Output every entry exactly as written, but omit the pictures.

-- BEGIN Data excerpts --

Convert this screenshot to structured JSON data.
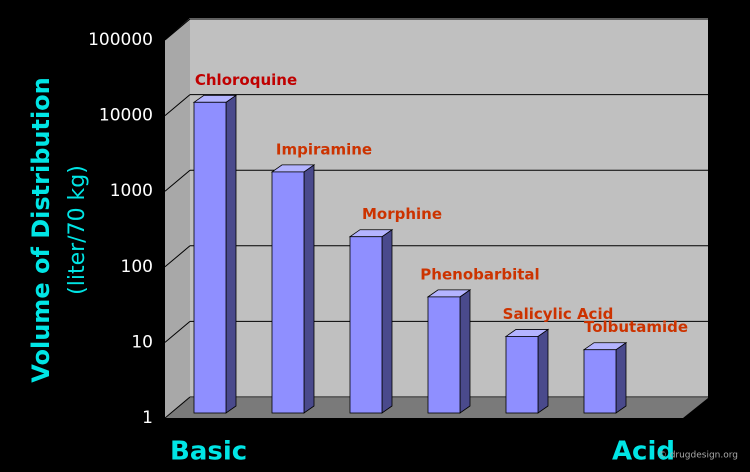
{
  "chart_data": {
    "type": "bar3d",
    "log": true,
    "y_label_lines": [
      "Volume of Distribution",
      "(liter/70 kg)"
    ],
    "categories": [
      "Chloroquine",
      "Impiramine",
      "Morphine",
      "Phenobarbital",
      "Salicylic Acid",
      "Tolbutamide"
    ],
    "values": [
      15000,
      1800,
      250,
      40,
      12,
      8
    ],
    "color": "#8f8fff",
    "ylim": [
      1,
      100000
    ],
    "yticks": [
      1,
      10,
      100,
      1000,
      10000,
      100000
    ],
    "grid": true,
    "x_ends": [
      "Basic",
      "Acid"
    ],
    "watermark": "© drugdesign.org"
  }
}
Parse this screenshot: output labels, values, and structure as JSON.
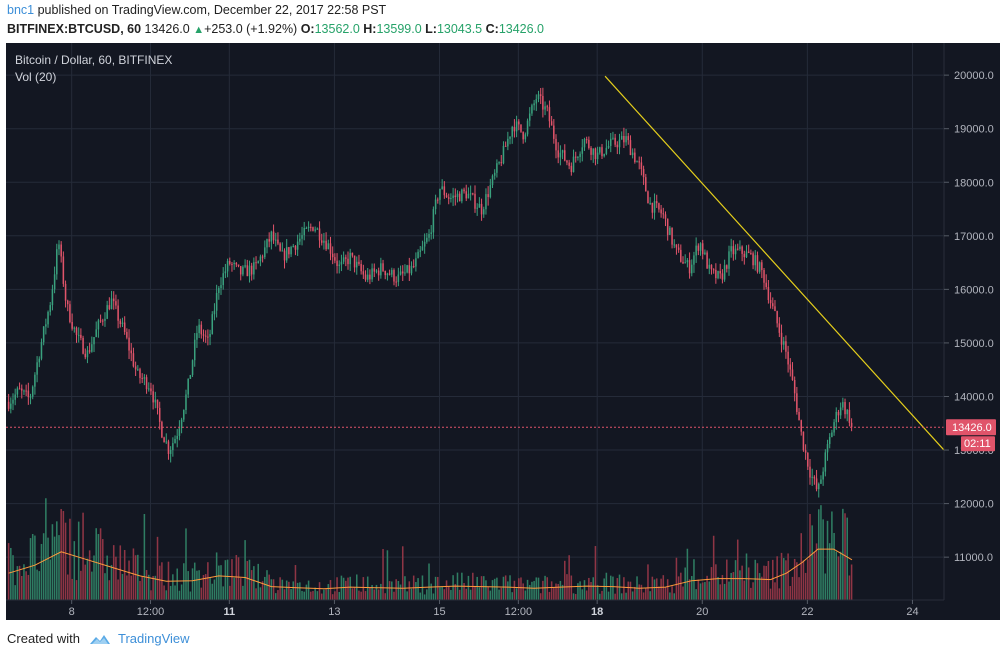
{
  "header": {
    "user": "bnc1",
    "published": " published on TradingView.com, December 22, 2017 22:58 PST",
    "symbol": "BITFINEX:BTCUSD, 60",
    "last": "13426.0",
    "change_arrow": "▲",
    "change": "+253.0 (+1.92%)",
    "o_label": "O:",
    "o_value": "13562.0",
    "h_label": "H:",
    "h_value": "13599.0",
    "l_label": "L:",
    "l_value": "13043.5",
    "c_label": "C:",
    "c_value": "13426.0"
  },
  "chart_data": {
    "type": "candlestick",
    "title": "Bitcoin / Dollar, 60, BITFINEX",
    "subtitle": "Vol (20)",
    "x_ticks": [
      {
        "label": "8",
        "day": 8.0,
        "bold": false
      },
      {
        "label": "12:00",
        "day": 9.5,
        "bold": false
      },
      {
        "label": "11",
        "day": 11.0,
        "bold": true
      },
      {
        "label": "13",
        "day": 13.0,
        "bold": false
      },
      {
        "label": "15",
        "day": 15.0,
        "bold": false
      },
      {
        "label": "12:00",
        "day": 16.5,
        "bold": false
      },
      {
        "label": "18",
        "day": 18.0,
        "bold": true
      },
      {
        "label": "20",
        "day": 20.0,
        "bold": false
      },
      {
        "label": "22",
        "day": 22.0,
        "bold": false
      },
      {
        "label": "24",
        "day": 24.0,
        "bold": false
      }
    ],
    "y_ticks": [
      "20000.0",
      "19000.0",
      "18000.0",
      "17000.0",
      "16000.0",
      "15000.0",
      "14000.0",
      "13000.0",
      "12000.0",
      "11000.0"
    ],
    "ylim": [
      10200,
      20600
    ],
    "xlim_days": [
      6.75,
      24.6
    ],
    "last_price": "13426.0",
    "countdown": "02:11",
    "price_path": [
      [
        6.8,
        13900
      ],
      [
        7.0,
        14100
      ],
      [
        7.2,
        13950
      ],
      [
        7.4,
        14900
      ],
      [
        7.6,
        15800
      ],
      [
        7.75,
        16900
      ],
      [
        7.9,
        15700
      ],
      [
        8.1,
        15100
      ],
      [
        8.3,
        14800
      ],
      [
        8.5,
        15300
      ],
      [
        8.75,
        15800
      ],
      [
        9.0,
        15200
      ],
      [
        9.25,
        14400
      ],
      [
        9.5,
        14200
      ],
      [
        9.7,
        13400
      ],
      [
        9.85,
        13000
      ],
      [
        10.0,
        13300
      ],
      [
        10.2,
        14100
      ],
      [
        10.4,
        15300
      ],
      [
        10.6,
        15000
      ],
      [
        10.8,
        16100
      ],
      [
        11.0,
        16500
      ],
      [
        11.2,
        16300
      ],
      [
        11.5,
        16400
      ],
      [
        11.8,
        17000
      ],
      [
        12.0,
        16600
      ],
      [
        12.3,
        16900
      ],
      [
        12.6,
        17200
      ],
      [
        12.9,
        16800
      ],
      [
        13.1,
        16400
      ],
      [
        13.3,
        16600
      ],
      [
        13.6,
        16200
      ],
      [
        13.9,
        16400
      ],
      [
        14.2,
        16200
      ],
      [
        14.5,
        16400
      ],
      [
        14.8,
        17000
      ],
      [
        15.0,
        17900
      ],
      [
        15.2,
        17700
      ],
      [
        15.5,
        17800
      ],
      [
        15.8,
        17500
      ],
      [
        16.0,
        18000
      ],
      [
        16.2,
        18500
      ],
      [
        16.4,
        19100
      ],
      [
        16.6,
        18900
      ],
      [
        16.85,
        19600
      ],
      [
        17.05,
        19300
      ],
      [
        17.25,
        18600
      ],
      [
        17.5,
        18300
      ],
      [
        17.75,
        18800
      ],
      [
        18.0,
        18500
      ],
      [
        18.25,
        18700
      ],
      [
        18.55,
        18800
      ],
      [
        18.8,
        18300
      ],
      [
        19.0,
        17600
      ],
      [
        19.25,
        17400
      ],
      [
        19.5,
        16700
      ],
      [
        19.75,
        16400
      ],
      [
        19.95,
        16900
      ],
      [
        20.15,
        16300
      ],
      [
        20.35,
        16200
      ],
      [
        20.55,
        16700
      ],
      [
        20.75,
        16700
      ],
      [
        20.95,
        16600
      ],
      [
        21.15,
        16300
      ],
      [
        21.35,
        15600
      ],
      [
        21.6,
        14800
      ],
      [
        21.75,
        14100
      ],
      [
        21.9,
        13200
      ],
      [
        22.05,
        12600
      ],
      [
        22.2,
        12200
      ],
      [
        22.35,
        12900
      ],
      [
        22.5,
        13500
      ],
      [
        22.65,
        13900
      ],
      [
        22.8,
        13600
      ],
      [
        22.85,
        13426
      ]
    ],
    "volume_avg_path": [
      [
        6.8,
        10700
      ],
      [
        7.3,
        10850
      ],
      [
        7.8,
        11100
      ],
      [
        8.3,
        10950
      ],
      [
        8.8,
        10800
      ],
      [
        9.3,
        10650
      ],
      [
        9.8,
        10550
      ],
      [
        10.3,
        10560
      ],
      [
        10.8,
        10650
      ],
      [
        11.3,
        10620
      ],
      [
        11.8,
        10450
      ],
      [
        12.3,
        10430
      ],
      [
        12.8,
        10410
      ],
      [
        13.3,
        10440
      ],
      [
        13.8,
        10430
      ],
      [
        14.3,
        10420
      ],
      [
        14.8,
        10440
      ],
      [
        15.3,
        10460
      ],
      [
        15.8,
        10450
      ],
      [
        16.3,
        10440
      ],
      [
        16.8,
        10420
      ],
      [
        17.3,
        10440
      ],
      [
        17.8,
        10460
      ],
      [
        18.3,
        10450
      ],
      [
        18.8,
        10420
      ],
      [
        19.3,
        10440
      ],
      [
        19.8,
        10560
      ],
      [
        20.3,
        10600
      ],
      [
        20.8,
        10600
      ],
      [
        21.3,
        10580
      ],
      [
        21.6,
        10700
      ],
      [
        21.9,
        10900
      ],
      [
        22.2,
        11150
      ],
      [
        22.5,
        11150
      ],
      [
        22.85,
        10950
      ]
    ],
    "trendline": {
      "start": [
        18.15,
        19980
      ],
      "end": [
        24.6,
        13000
      ],
      "color": "#e5cf1c"
    },
    "colors": {
      "up": "#3aa17e",
      "down": "#e0546a",
      "vol_up": "#2f7d63",
      "vol_down": "#8f3545",
      "vol_avg": "#ff9a3c",
      "bg": "#131722",
      "grid": "#252b39",
      "price_line": "#e0546a"
    }
  },
  "footer": {
    "created_with": "Created with",
    "brand": "TradingView"
  }
}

-- END Data excerpts --

(Output below)
Convert this screenshot to structured JSON data.
{
  "chart_data": {
    "type": "bar3d",
    "log": true,
    "y_label_lines": [
      "Volume of Distribution",
      "(liter/70 kg)"
    ],
    "categories": [
      "Chloroquine",
      "Impiramine",
      "Morphine",
      "Phenobarbital",
      "Salicylic Acid",
      "Tolbutamide"
    ],
    "values": [
      15000,
      1800,
      250,
      40,
      12,
      8
    ],
    "color": "#8f8fff",
    "ylim": [
      1,
      100000
    ],
    "yticks": [
      1,
      10,
      100,
      1000,
      10000,
      100000
    ],
    "grid": true,
    "x_ends": [
      "Basic",
      "Acid"
    ],
    "watermark": "© drugdesign.org"
  }
}
Parse this screenshot: output labels, values, and structure as JSON.
{
  "header": {
    "user": "bnc1",
    "published": " published on TradingView.com, December 22, 2017 22:58 PST",
    "symbol": "BITFINEX:BTCUSD, 60",
    "last": "13426.0",
    "change_arrow": "▲",
    "change": "+253.0 (+1.92%)",
    "o_label": "O:",
    "o_value": "13562.0",
    "h_label": "H:",
    "h_value": "13599.0",
    "l_label": "L:",
    "l_value": "13043.5",
    "c_label": "C:",
    "c_value": "13426.0"
  },
  "chart_data": {
    "type": "candlestick",
    "title": "Bitcoin / Dollar, 60, BITFINEX",
    "subtitle": "Vol (20)",
    "x_ticks": [
      {
        "label": "8",
        "day": 8.0,
        "bold": false
      },
      {
        "label": "12:00",
        "day": 9.5,
        "bold": false
      },
      {
        "label": "11",
        "day": 11.0,
        "bold": true
      },
      {
        "label": "13",
        "day": 13.0,
        "bold": false
      },
      {
        "label": "15",
        "day": 15.0,
        "bold": false
      },
      {
        "label": "12:00",
        "day": 16.5,
        "bold": false
      },
      {
        "label": "18",
        "day": 18.0,
        "bold": true
      },
      {
        "label": "20",
        "day": 20.0,
        "bold": false
      },
      {
        "label": "22",
        "day": 22.0,
        "bold": false
      },
      {
        "label": "24",
        "day": 24.0,
        "bold": false
      }
    ],
    "y_ticks": [
      "20000.0",
      "19000.0",
      "18000.0",
      "17000.0",
      "16000.0",
      "15000.0",
      "14000.0",
      "13000.0",
      "12000.0",
      "11000.0"
    ],
    "ylim": [
      10200,
      20600
    ],
    "xlim_days": [
      6.75,
      24.6
    ],
    "last_price": "13426.0",
    "countdown": "02:11",
    "price_path": [
      [
        6.8,
        13900
      ],
      [
        7.0,
        14100
      ],
      [
        7.2,
        13950
      ],
      [
        7.4,
        14900
      ],
      [
        7.6,
        15800
      ],
      [
        7.75,
        16900
      ],
      [
        7.9,
        15700
      ],
      [
        8.1,
        15100
      ],
      [
        8.3,
        14800
      ],
      [
        8.5,
        15300
      ],
      [
        8.75,
        15800
      ],
      [
        9.0,
        15200
      ],
      [
        9.25,
        14400
      ],
      [
        9.5,
        14200
      ],
      [
        9.7,
        13400
      ],
      [
        9.85,
        13000
      ],
      [
        10.0,
        13300
      ],
      [
        10.2,
        14100
      ],
      [
        10.4,
        15300
      ],
      [
        10.6,
        15000
      ],
      [
        10.8,
        16100
      ],
      [
        11.0,
        16500
      ],
      [
        11.2,
        16300
      ],
      [
        11.5,
        16400
      ],
      [
        11.8,
        17000
      ],
      [
        12.0,
        16600
      ],
      [
        12.3,
        16900
      ],
      [
        12.6,
        17200
      ],
      [
        12.9,
        16800
      ],
      [
        13.1,
        16400
      ],
      [
        13.3,
        16600
      ],
      [
        13.6,
        16200
      ],
      [
        13.9,
        16400
      ],
      [
        14.2,
        16200
      ],
      [
        14.5,
        16400
      ],
      [
        14.8,
        17000
      ],
      [
        15.0,
        17900
      ],
      [
        15.2,
        17700
      ],
      [
        15.5,
        17800
      ],
      [
        15.8,
        17500
      ],
      [
        16.0,
        18000
      ],
      [
        16.2,
        18500
      ],
      [
        16.4,
        19100
      ],
      [
        16.6,
        18900
      ],
      [
        16.85,
        19600
      ],
      [
        17.05,
        19300
      ],
      [
        17.25,
        18600
      ],
      [
        17.5,
        18300
      ],
      [
        17.75,
        18800
      ],
      [
        18.0,
        18500
      ],
      [
        18.25,
        18700
      ],
      [
        18.55,
        18800
      ],
      [
        18.8,
        18300
      ],
      [
        19.0,
        17600
      ],
      [
        19.25,
        17400
      ],
      [
        19.5,
        16700
      ],
      [
        19.75,
        16400
      ],
      [
        19.95,
        16900
      ],
      [
        20.15,
        16300
      ],
      [
        20.35,
        16200
      ],
      [
        20.55,
        16700
      ],
      [
        20.75,
        16700
      ],
      [
        20.95,
        16600
      ],
      [
        21.15,
        16300
      ],
      [
        21.35,
        15600
      ],
      [
        21.6,
        14800
      ],
      [
        21.75,
        14100
      ],
      [
        21.9,
        13200
      ],
      [
        22.05,
        12600
      ],
      [
        22.2,
        12200
      ],
      [
        22.35,
        12900
      ],
      [
        22.5,
        13500
      ],
      [
        22.65,
        13900
      ],
      [
        22.8,
        13600
      ],
      [
        22.85,
        13426
      ]
    ],
    "volume_avg_path": [
      [
        6.8,
        10700
      ],
      [
        7.3,
        10850
      ],
      [
        7.8,
        11100
      ],
      [
        8.3,
        10950
      ],
      [
        8.8,
        10800
      ],
      [
        9.3,
        10650
      ],
      [
        9.8,
        10550
      ],
      [
        10.3,
        10560
      ],
      [
        10.8,
        10650
      ],
      [
        11.3,
        10620
      ],
      [
        11.8,
        10450
      ],
      [
        12.3,
        10430
      ],
      [
        12.8,
        10410
      ],
      [
        13.3,
        10440
      ],
      [
        13.8,
        10430
      ],
      [
        14.3,
        10420
      ],
      [
        14.8,
        10440
      ],
      [
        15.3,
        10460
      ],
      [
        15.8,
        10450
      ],
      [
        16.3,
        10440
      ],
      [
        16.8,
        10420
      ],
      [
        17.3,
        10440
      ],
      [
        17.8,
        10460
      ],
      [
        18.3,
        10450
      ],
      [
        18.8,
        10420
      ],
      [
        19.3,
        10440
      ],
      [
        19.8,
        10560
      ],
      [
        20.3,
        10600
      ],
      [
        20.8,
        10600
      ],
      [
        21.3,
        10580
      ],
      [
        21.6,
        10700
      ],
      [
        21.9,
        10900
      ],
      [
        22.2,
        11150
      ],
      [
        22.5,
        11150
      ],
      [
        22.85,
        10950
      ]
    ],
    "trendline": {
      "start": [
        18.15,
        19980
      ],
      "end": [
        24.6,
        13000
      ],
      "color": "#e5cf1c"
    },
    "colors": {
      "up": "#3aa17e",
      "down": "#e0546a",
      "vol_up": "#2f7d63",
      "vol_down": "#8f3545",
      "vol_avg": "#ff9a3c",
      "bg": "#131722",
      "grid": "#252b39",
      "price_line": "#e0546a"
    }
  },
  "footer": {
    "created_with": "Created with",
    "brand": "TradingView"
  }
}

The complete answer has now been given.